[Start MATERIAL]

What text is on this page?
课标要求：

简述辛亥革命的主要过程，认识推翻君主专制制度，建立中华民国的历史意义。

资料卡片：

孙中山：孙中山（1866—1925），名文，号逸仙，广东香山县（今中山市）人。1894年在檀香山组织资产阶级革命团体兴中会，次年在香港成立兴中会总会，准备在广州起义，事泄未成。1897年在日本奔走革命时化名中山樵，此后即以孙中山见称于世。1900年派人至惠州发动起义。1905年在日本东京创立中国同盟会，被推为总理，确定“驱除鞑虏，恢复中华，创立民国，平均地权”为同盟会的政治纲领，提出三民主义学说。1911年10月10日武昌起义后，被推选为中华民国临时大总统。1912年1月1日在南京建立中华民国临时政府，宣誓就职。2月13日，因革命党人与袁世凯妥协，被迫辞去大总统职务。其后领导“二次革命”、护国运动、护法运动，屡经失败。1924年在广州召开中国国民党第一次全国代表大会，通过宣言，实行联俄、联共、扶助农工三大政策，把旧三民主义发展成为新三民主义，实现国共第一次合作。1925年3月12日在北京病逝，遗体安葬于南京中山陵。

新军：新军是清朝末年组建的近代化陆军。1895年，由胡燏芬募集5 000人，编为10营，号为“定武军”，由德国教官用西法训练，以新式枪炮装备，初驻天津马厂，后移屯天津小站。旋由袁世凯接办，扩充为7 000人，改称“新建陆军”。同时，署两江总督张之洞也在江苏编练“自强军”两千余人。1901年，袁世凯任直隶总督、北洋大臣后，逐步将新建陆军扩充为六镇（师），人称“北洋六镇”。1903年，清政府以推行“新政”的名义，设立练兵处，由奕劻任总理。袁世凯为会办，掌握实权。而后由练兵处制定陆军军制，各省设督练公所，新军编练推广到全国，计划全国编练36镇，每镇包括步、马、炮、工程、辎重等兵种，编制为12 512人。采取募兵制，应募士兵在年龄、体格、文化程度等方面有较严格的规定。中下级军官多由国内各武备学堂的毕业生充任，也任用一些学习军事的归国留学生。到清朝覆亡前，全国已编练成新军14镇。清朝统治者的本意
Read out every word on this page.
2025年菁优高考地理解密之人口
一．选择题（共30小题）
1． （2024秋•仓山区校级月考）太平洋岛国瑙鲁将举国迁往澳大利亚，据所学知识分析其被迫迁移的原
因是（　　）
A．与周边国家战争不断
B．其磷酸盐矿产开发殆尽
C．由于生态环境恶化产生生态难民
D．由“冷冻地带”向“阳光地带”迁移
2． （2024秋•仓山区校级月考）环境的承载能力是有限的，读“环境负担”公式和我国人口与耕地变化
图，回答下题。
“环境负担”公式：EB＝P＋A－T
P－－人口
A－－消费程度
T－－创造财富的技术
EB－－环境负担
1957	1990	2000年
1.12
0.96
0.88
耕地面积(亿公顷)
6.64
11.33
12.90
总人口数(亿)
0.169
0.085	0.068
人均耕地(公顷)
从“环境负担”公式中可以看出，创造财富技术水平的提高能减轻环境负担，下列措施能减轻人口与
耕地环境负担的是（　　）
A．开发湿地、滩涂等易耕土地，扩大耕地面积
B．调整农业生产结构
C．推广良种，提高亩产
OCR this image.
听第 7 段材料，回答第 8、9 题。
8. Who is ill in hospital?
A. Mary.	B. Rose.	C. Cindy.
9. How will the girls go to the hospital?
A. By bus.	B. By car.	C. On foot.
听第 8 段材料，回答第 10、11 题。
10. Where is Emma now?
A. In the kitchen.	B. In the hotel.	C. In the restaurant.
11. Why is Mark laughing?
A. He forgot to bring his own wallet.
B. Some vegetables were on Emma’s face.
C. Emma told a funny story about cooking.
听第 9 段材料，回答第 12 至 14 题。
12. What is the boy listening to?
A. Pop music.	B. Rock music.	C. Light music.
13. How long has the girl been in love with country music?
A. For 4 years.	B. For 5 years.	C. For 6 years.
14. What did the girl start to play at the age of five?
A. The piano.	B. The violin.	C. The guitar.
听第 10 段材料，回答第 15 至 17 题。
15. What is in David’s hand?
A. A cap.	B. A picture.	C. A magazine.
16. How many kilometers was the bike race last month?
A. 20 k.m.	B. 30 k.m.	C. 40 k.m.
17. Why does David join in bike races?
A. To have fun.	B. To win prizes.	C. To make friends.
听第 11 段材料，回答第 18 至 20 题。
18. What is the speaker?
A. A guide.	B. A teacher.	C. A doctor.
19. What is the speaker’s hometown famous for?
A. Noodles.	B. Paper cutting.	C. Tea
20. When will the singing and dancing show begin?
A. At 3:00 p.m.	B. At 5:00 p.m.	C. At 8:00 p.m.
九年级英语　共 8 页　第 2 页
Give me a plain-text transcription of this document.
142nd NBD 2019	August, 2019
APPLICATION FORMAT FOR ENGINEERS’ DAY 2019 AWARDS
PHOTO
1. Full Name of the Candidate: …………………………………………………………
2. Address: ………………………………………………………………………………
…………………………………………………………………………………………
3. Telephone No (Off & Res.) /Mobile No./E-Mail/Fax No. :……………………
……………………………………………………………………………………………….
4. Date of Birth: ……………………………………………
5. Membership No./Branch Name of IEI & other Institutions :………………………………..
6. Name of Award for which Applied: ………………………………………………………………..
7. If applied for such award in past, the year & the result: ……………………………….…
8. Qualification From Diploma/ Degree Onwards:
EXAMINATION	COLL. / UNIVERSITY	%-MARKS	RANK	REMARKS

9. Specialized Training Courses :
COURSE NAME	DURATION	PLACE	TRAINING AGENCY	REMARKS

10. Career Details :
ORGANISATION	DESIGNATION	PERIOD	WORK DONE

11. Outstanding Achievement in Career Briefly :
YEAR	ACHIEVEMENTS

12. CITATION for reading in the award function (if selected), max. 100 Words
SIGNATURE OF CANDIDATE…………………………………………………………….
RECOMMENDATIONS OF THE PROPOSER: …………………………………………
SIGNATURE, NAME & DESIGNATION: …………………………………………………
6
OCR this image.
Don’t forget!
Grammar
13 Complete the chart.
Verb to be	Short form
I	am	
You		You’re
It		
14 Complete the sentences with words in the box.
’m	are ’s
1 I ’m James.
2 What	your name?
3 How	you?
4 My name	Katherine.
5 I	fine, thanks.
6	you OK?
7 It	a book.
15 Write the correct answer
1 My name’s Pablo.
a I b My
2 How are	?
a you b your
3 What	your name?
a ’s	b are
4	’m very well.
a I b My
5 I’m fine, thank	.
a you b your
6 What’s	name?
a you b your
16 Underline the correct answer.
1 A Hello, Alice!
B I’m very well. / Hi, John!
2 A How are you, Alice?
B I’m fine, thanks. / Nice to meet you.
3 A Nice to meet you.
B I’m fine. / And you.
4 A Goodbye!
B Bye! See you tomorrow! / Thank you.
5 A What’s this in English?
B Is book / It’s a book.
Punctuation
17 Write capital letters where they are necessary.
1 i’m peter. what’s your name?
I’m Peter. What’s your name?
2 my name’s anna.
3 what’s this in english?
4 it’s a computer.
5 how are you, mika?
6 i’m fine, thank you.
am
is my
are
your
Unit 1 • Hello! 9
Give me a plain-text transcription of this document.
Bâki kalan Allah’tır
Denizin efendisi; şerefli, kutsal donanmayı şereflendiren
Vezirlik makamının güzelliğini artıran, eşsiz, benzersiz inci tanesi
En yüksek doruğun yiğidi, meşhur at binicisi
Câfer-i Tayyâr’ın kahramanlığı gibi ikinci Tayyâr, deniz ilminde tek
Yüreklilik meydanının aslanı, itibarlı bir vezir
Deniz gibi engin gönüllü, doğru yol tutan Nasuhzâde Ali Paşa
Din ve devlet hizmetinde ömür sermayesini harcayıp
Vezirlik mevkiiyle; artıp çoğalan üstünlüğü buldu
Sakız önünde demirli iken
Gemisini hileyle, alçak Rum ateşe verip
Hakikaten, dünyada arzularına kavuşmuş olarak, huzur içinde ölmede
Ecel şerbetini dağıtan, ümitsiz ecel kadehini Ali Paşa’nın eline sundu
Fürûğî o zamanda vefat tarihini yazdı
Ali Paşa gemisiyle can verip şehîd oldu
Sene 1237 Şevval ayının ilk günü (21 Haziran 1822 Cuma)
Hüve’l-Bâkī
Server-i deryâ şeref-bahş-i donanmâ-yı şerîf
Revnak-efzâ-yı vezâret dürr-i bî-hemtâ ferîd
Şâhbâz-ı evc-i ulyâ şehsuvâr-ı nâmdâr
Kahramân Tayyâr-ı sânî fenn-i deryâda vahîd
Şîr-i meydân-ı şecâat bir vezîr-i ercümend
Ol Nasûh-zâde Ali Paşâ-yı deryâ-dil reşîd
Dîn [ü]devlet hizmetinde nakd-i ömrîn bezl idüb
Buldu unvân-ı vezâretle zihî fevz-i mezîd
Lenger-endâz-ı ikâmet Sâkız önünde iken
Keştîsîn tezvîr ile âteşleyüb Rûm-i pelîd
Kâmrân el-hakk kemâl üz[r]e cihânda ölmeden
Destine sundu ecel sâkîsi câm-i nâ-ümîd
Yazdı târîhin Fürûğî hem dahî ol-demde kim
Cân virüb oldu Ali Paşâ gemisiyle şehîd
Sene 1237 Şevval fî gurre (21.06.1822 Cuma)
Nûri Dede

[End MATERIAL]

• _WHAT IS REQUIRED_: In the material above, find each line that contains the word "Write", and select it.

• _ANSWER BELOW_:
15 Write the correct answer
17 Write capital letters where they are necessary.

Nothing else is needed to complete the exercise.